SUPPLIED ENTRIES:
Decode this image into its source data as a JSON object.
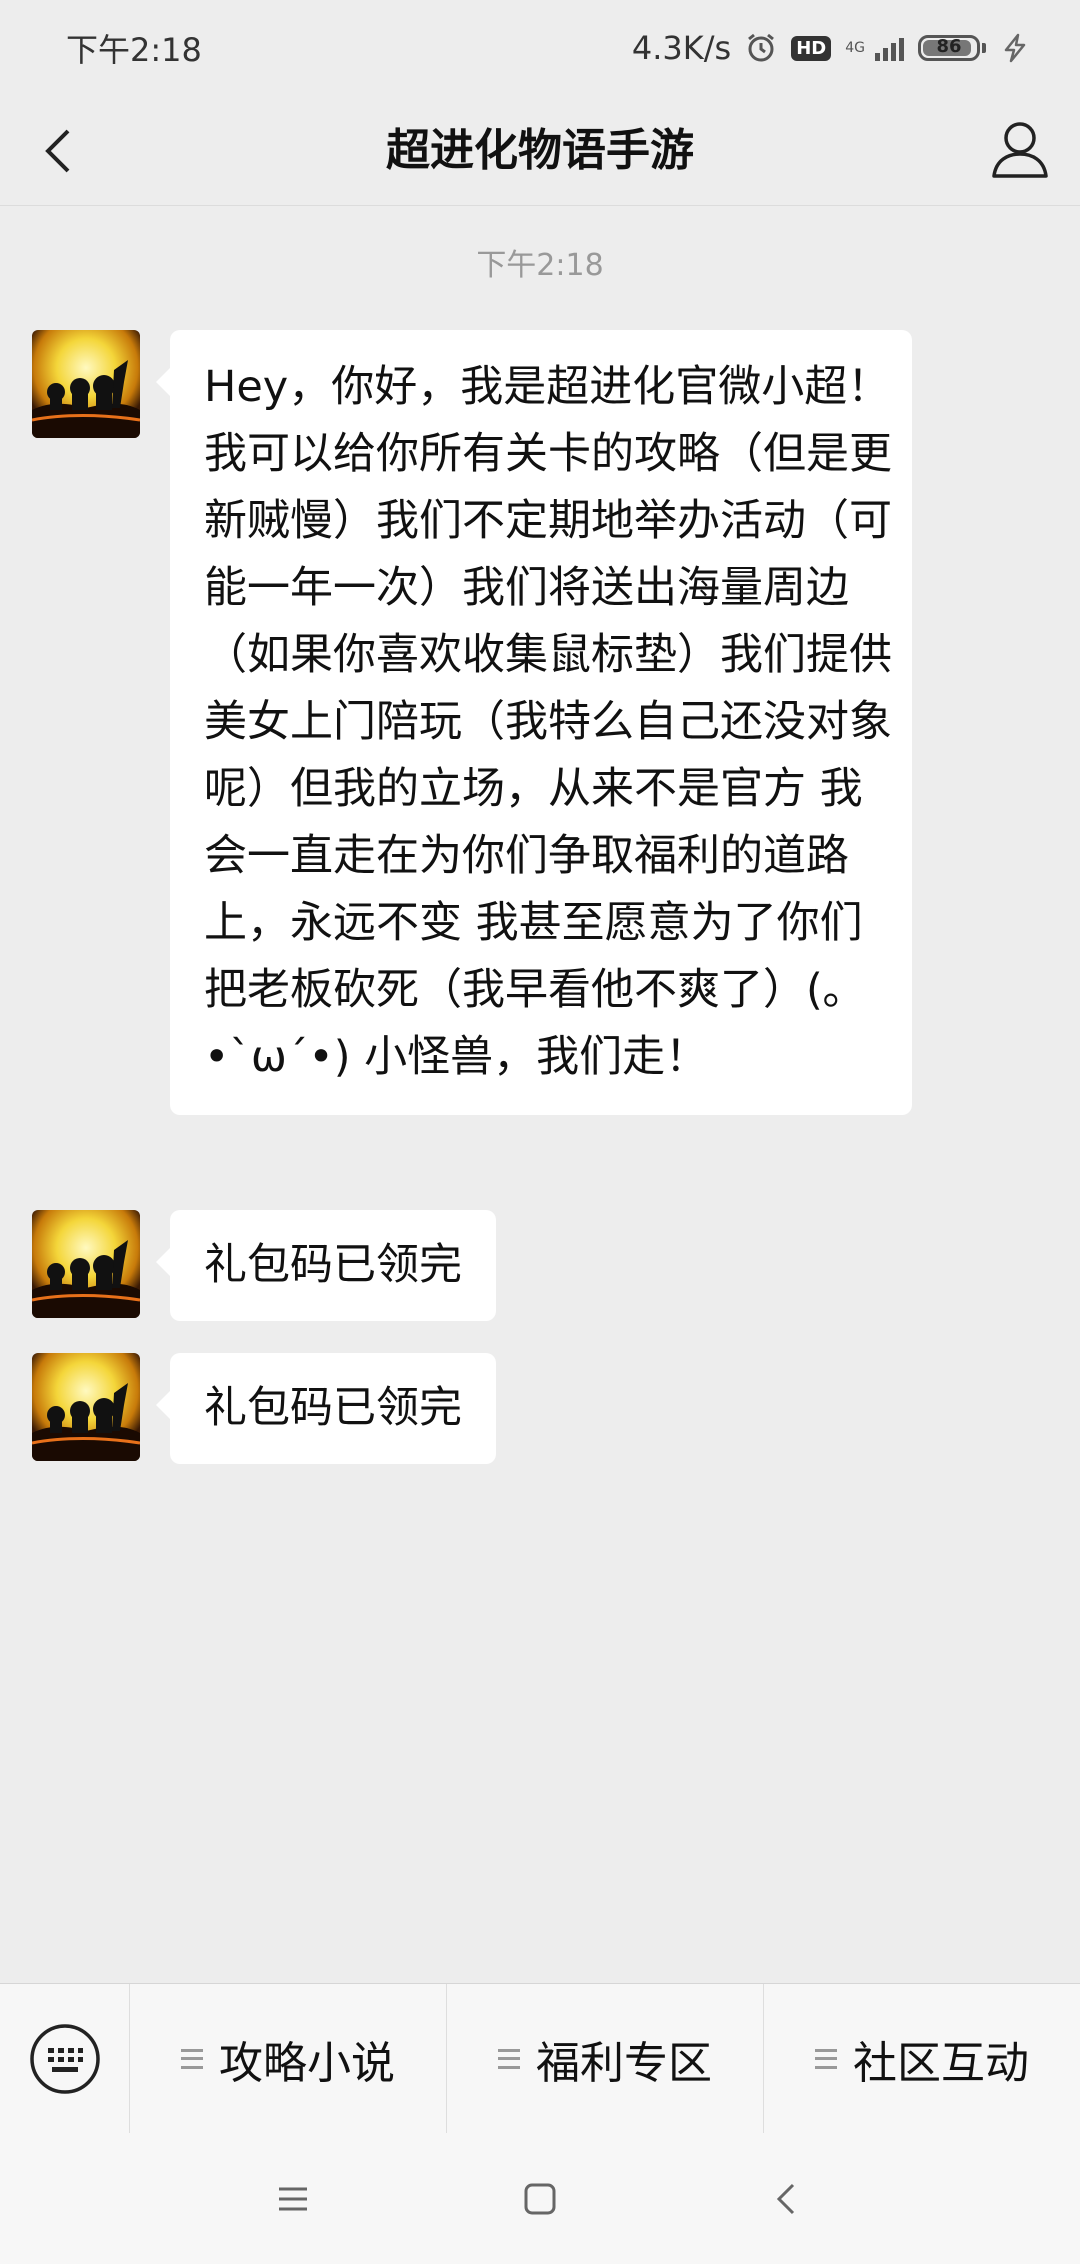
{
  "status_bar": {
    "time": "下午2:18",
    "net_speed": "4.3K/s",
    "hd_label": "HD",
    "network_type": "4G",
    "battery_level": "86"
  },
  "nav": {
    "title": "超进化物语手游"
  },
  "chat": {
    "timestamp": "下午2:18",
    "messages": [
      {
        "sender": "received",
        "text": "Hey，你好，我是超进化官微小超！我可以给你所有关卡的攻略（但是更新贼慢）我们不定期地举办活动（可能一年一次）我们将送出海量周边（如果你喜欢收集鼠标垫）我们提供美女上门陪玩（我特么自己还没对象呢）但我的立场，从来不是官方 我会一直走在为你们争取福利的道路上，永远不变 我甚至愿意为了你们把老板砍死（我早看他不爽了）(｡•ˋωˊ•) 小怪兽，我们走！"
      },
      {
        "sender": "received",
        "text": "礼包码已领完"
      },
      {
        "sender": "received",
        "text": "礼包码已领完"
      }
    ]
  },
  "bottom_menu": {
    "items": [
      {
        "label": "攻略小说"
      },
      {
        "label": "福利专区"
      },
      {
        "label": "社区互动"
      }
    ]
  },
  "icons": {
    "back": "chevron-left-icon",
    "profile": "person-icon",
    "keyboard": "keyboard-icon",
    "menu": "menu-lines-icon",
    "recent": "recents-icon",
    "home": "home-icon",
    "back_sys": "back-icon"
  }
}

WHAT IS REQUIRED: Write out the listing word for word, omitting the pictures it holds.

EXERCISE RESPONSE:
Decode this image into its source data as a JSON object.
{
  "status_bar": {
    "time": "下午2:18",
    "net_speed": "4.3K/s",
    "hd_label": "HD",
    "network_type": "4G",
    "battery_level": "86"
  },
  "nav": {
    "title": "超进化物语手游"
  },
  "chat": {
    "timestamp": "下午2:18",
    "messages": [
      {
        "sender": "received",
        "text": "Hey，你好，我是超进化官微小超！我可以给你所有关卡的攻略（但是更新贼慢）我们不定期地举办活动（可能一年一次）我们将送出海量周边（如果你喜欢收集鼠标垫）我们提供美女上门陪玩（我特么自己还没对象呢）但我的立场，从来不是官方 我会一直走在为你们争取福利的道路上，永远不变 我甚至愿意为了你们把老板砍死（我早看他不爽了）(｡•ˋωˊ•) 小怪兽，我们走！"
      },
      {
        "sender": "received",
        "text": "礼包码已领完"
      },
      {
        "sender": "received",
        "text": "礼包码已领完"
      }
    ]
  },
  "bottom_menu": {
    "items": [
      {
        "label": "攻略小说"
      },
      {
        "label": "福利专区"
      },
      {
        "label": "社区互动"
      }
    ]
  },
  "icons": {
    "back": "chevron-left-icon",
    "profile": "person-icon",
    "keyboard": "keyboard-icon",
    "menu": "menu-lines-icon",
    "recent": "recents-icon",
    "home": "home-icon",
    "back_sys": "back-icon"
  }
}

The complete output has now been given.